PROBLEM DESCRIPTION: Go through the listing and copy each line with the string "street".

|---|

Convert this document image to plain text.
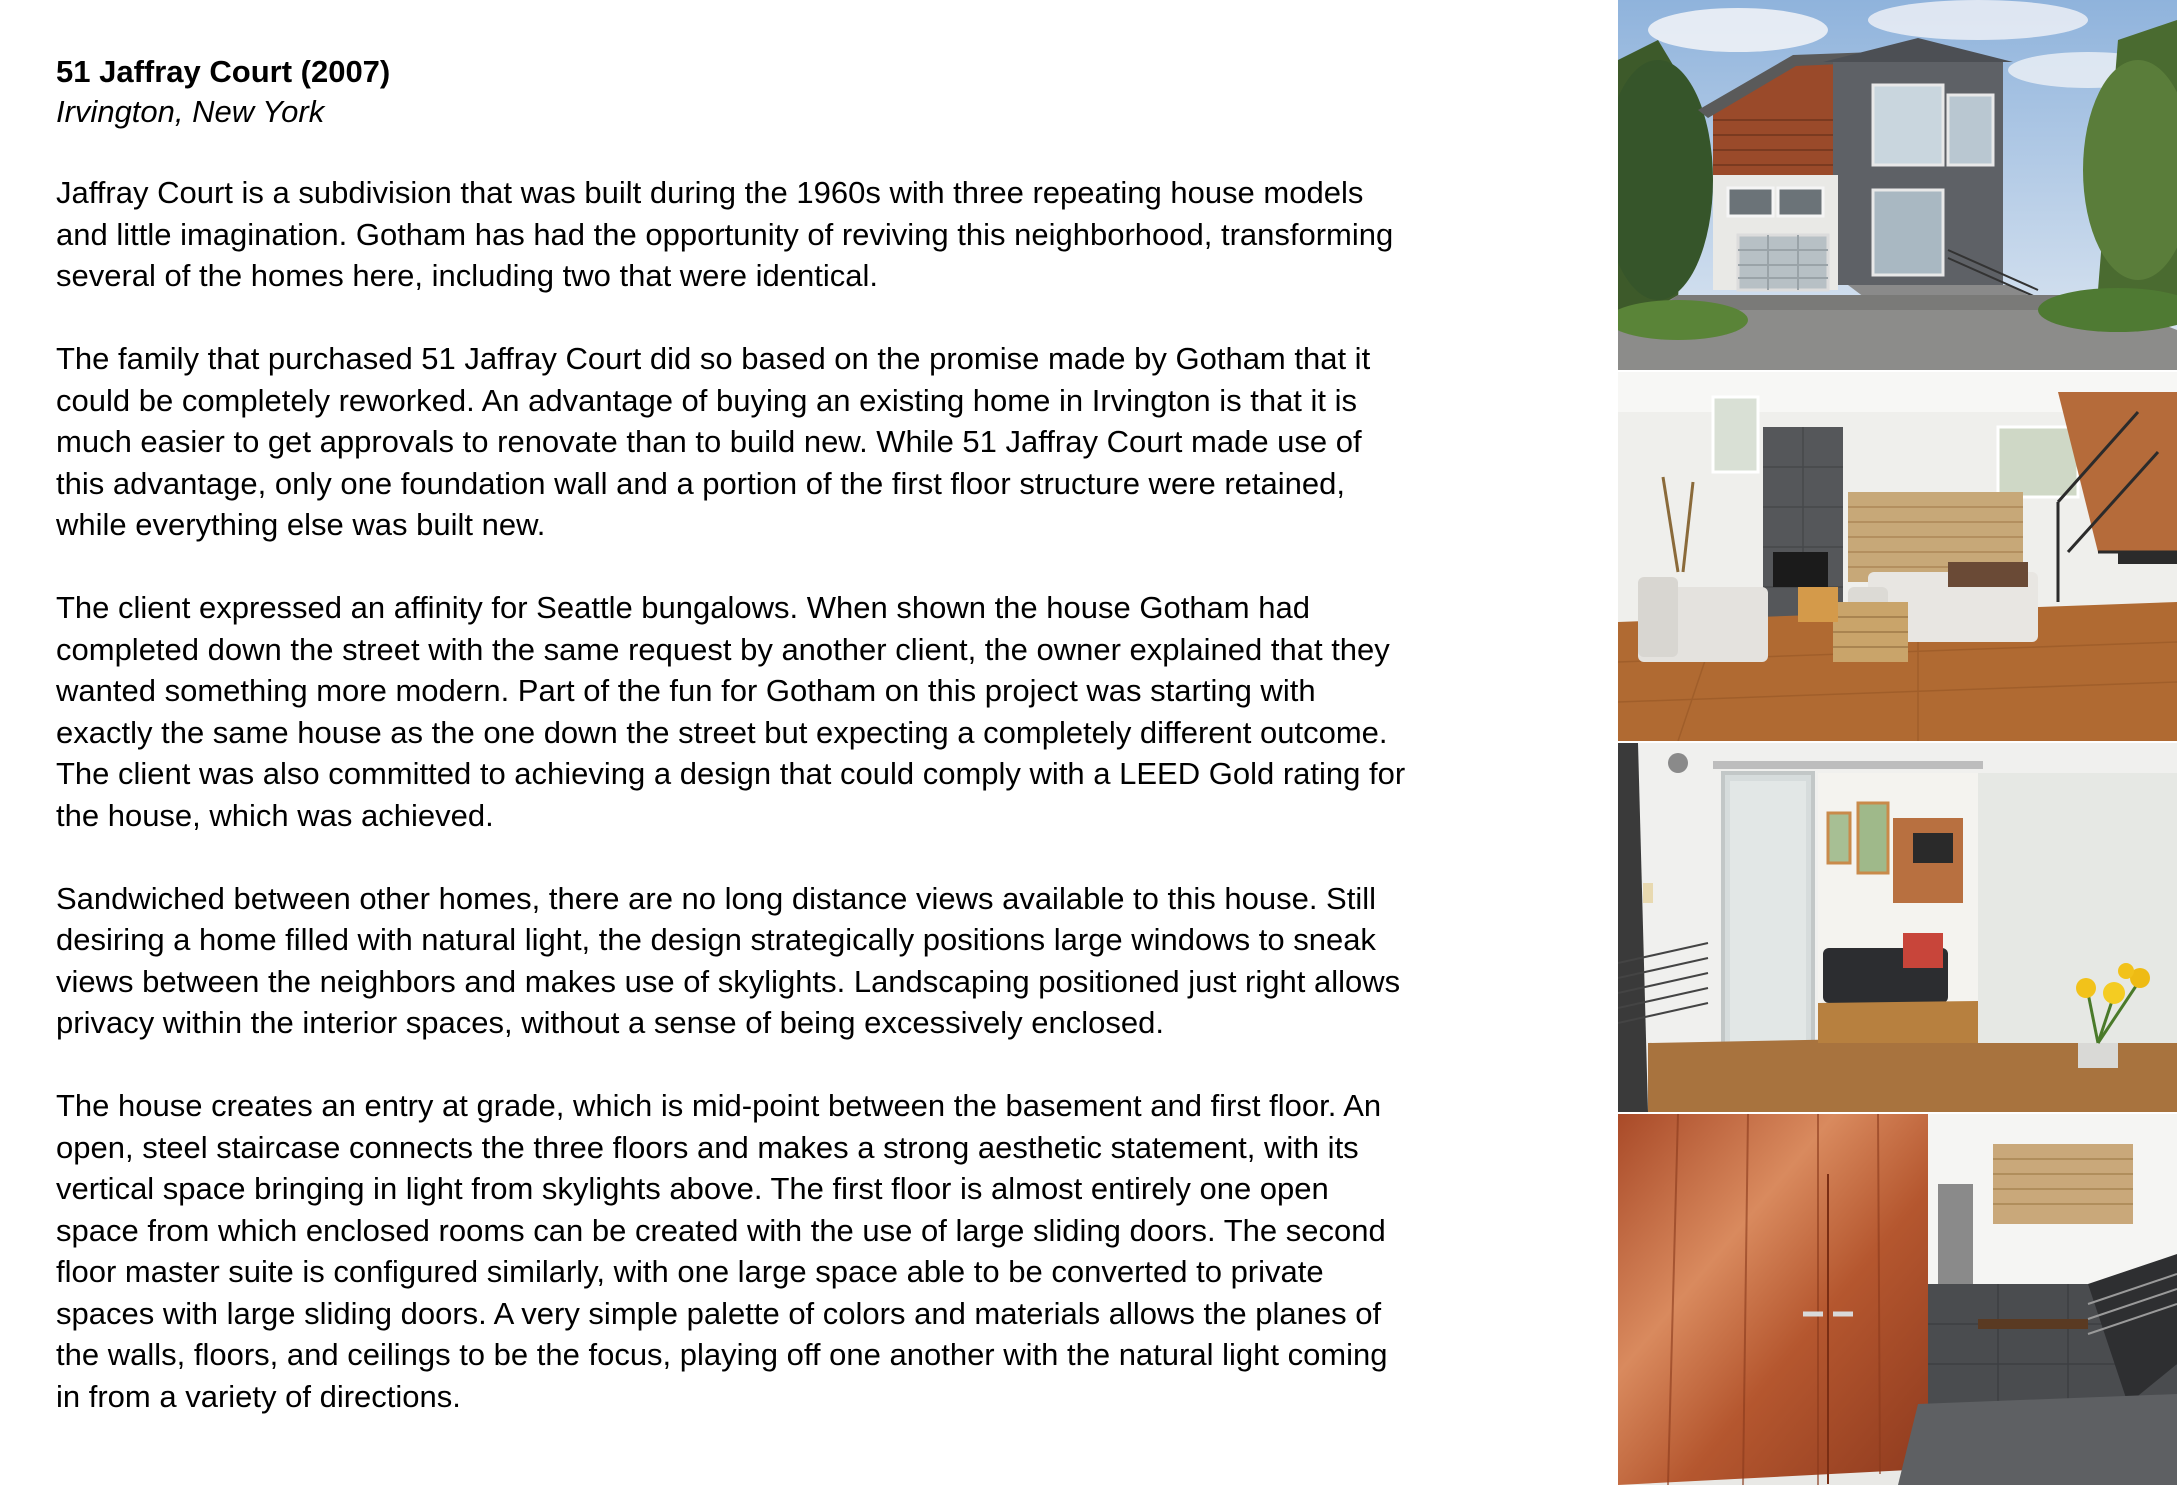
51 Jaffray Court (2007)

Irvington, New York

Jaffray Court is a subdivision that was built during the 1960s with three repeating house models
and little imagination. Gotham has had the opportunity of reviving this neighborhood, transforming
several of the homes here, including two that were identical.

The family that purchased 51 Jaffray Court did so based on the promise made by Gotham that it
could be completely reworked. An advantage of buying an existing home in Irvington is that it is
much easier to get approvals to renovate than to build new. While 51 Jaffray Court made use of
this advantage, only one foundation wall and a portion of the first floor structure were retained,
while everything else was built new.

The client expressed an affinity for Seattle bungalows. When shown the house Gotham had
completed down the street with the same request by another client, the owner explained that they
wanted something more modern. Part of the fun for Gotham on this project was starting with
exactly the same house as the one down the street but expecting a completely different outcome.
The client was also committed to achieving a design that could comply with a LEED Gold rating for
the house, which was achieved.

Sandwiched between other homes, there are no long distance views available to this house. Still
desiring a home filled with natural light, the design strategically positions large windows to sneak
views between the neighbors and makes use of skylights. Landscaping positioned just right allows
privacy within the interior spaces, without a sense of being excessively enclosed.

The house creates an entry at grade, which is mid-point between the basement and first floor. An
open, steel staircase connects the three floors and makes a strong aesthetic statement, with its
vertical space bringing in light from skylights above. The first floor is almost entirely one open
space from which enclosed rooms can be created with the use of large sliding doors. The second
floor master suite is configured similarly, with one large space able to be converted to private
spaces with large sliding doors. A very simple palette of colors and materials allows the planes of
the walls, floors, and ceilings to be the focus, playing off one another with the natural light coming
in from a variety of directions.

|---|

ANSWER FOR THIS EXERCISE:
completed down the street with the same request by another client, the owner explained that they
exactly the same house as the one down the street but expecting a completely different outcome.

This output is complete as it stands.